> **TASK TO CARRY OUT**:
All lines in which the word "vehicles" occurs are to be extracted.

> **DATA ROWS**:
╔══
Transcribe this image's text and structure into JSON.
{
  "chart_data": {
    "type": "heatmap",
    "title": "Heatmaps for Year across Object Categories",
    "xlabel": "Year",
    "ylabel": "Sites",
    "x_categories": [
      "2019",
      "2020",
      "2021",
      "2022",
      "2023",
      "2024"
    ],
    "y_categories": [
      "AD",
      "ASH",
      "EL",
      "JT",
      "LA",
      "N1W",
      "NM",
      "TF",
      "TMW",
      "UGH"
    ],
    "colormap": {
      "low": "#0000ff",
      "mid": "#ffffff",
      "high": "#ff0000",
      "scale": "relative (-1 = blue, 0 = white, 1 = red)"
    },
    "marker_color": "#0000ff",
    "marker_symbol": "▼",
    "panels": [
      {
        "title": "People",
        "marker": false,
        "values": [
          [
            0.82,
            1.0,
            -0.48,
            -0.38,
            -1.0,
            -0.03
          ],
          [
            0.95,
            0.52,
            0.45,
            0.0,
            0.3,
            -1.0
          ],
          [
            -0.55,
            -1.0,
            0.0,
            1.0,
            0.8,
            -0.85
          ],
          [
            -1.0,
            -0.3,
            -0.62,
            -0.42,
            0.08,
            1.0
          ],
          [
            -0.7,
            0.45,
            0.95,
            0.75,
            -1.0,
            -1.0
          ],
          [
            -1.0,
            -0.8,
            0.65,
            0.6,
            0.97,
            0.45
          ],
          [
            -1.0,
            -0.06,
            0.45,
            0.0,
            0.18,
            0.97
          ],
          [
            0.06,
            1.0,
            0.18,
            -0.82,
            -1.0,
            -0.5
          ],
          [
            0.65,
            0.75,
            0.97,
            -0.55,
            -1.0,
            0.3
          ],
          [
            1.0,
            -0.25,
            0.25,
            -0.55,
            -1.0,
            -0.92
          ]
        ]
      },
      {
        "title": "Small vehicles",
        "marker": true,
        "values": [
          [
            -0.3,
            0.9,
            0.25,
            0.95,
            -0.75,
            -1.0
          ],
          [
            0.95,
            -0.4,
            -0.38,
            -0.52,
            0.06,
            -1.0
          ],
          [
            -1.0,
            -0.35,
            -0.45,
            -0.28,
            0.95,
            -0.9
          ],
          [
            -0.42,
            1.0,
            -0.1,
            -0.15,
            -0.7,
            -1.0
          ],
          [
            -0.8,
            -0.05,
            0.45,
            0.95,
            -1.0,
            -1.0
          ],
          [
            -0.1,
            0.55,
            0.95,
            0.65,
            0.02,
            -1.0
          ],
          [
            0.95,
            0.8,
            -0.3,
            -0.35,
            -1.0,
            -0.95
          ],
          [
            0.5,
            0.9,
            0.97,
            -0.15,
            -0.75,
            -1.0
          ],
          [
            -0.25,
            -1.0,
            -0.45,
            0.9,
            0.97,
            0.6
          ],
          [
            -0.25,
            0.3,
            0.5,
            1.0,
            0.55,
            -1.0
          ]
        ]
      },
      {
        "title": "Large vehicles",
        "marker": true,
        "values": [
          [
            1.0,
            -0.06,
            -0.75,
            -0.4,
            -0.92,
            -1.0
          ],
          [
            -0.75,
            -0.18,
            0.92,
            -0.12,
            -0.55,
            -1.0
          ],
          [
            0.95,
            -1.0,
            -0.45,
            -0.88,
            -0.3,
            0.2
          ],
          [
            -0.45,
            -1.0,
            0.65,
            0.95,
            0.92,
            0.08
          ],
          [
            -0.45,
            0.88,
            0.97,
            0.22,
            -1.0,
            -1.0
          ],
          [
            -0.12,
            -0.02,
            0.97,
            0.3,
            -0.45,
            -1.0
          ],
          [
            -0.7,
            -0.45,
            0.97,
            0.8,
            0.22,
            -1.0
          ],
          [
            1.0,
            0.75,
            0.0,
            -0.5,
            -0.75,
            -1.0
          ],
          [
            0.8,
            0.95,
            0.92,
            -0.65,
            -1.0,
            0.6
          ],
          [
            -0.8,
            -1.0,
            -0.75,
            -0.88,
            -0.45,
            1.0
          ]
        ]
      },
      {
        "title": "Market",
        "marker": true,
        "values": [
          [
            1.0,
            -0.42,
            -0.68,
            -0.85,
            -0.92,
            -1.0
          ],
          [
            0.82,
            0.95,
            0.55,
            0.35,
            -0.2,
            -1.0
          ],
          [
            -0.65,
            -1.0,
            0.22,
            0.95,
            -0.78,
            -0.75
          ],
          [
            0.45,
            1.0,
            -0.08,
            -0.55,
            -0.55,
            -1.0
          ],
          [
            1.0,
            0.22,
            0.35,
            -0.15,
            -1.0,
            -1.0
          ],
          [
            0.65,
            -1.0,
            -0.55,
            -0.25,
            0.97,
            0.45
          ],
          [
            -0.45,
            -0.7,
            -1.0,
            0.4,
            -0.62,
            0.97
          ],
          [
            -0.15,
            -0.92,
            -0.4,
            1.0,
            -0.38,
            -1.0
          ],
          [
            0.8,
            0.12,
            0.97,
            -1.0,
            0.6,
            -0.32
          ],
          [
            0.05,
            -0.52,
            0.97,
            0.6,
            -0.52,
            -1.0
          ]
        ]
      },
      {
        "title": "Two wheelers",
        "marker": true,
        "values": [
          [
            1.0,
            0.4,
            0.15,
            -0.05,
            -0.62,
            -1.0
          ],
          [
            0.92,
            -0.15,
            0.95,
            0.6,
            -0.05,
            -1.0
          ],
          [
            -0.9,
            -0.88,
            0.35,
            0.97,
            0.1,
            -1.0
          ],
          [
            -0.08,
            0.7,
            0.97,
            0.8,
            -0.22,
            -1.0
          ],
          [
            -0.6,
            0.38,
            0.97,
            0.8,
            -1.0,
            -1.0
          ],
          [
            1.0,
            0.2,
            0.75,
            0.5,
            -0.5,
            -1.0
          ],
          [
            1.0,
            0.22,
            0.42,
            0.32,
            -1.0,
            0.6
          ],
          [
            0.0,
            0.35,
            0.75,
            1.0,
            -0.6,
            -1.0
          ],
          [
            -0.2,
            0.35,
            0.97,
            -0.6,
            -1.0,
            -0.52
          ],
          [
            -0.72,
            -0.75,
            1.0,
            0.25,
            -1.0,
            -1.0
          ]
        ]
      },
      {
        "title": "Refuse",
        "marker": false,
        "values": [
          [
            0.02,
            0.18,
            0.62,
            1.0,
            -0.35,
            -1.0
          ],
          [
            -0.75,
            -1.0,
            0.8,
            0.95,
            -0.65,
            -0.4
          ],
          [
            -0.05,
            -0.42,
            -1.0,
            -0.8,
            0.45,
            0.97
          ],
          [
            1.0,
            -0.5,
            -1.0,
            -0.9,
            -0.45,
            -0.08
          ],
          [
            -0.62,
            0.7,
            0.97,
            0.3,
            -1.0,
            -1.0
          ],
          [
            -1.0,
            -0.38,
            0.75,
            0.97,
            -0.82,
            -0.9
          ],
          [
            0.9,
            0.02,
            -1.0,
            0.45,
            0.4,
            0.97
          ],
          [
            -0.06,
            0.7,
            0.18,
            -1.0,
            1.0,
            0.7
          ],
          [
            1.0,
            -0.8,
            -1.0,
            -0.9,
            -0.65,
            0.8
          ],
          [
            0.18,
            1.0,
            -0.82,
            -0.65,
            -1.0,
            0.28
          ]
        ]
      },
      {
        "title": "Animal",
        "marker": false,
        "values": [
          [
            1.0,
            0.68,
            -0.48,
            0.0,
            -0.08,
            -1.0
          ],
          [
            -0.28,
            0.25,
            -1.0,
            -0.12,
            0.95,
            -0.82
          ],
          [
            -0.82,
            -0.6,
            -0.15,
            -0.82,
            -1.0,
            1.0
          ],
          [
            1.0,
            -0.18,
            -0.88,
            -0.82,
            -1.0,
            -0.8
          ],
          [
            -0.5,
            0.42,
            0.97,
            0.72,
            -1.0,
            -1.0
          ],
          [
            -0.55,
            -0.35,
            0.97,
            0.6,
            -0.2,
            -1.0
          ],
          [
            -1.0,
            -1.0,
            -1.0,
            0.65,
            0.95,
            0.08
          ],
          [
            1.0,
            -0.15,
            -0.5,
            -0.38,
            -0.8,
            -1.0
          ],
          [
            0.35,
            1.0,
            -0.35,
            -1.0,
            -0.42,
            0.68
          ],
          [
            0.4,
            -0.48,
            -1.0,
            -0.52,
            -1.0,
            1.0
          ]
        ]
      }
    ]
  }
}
╚══
> **EXERCISE SOLUTION**:
        "title": "Small vehicles",
        "title": "Large vehicles",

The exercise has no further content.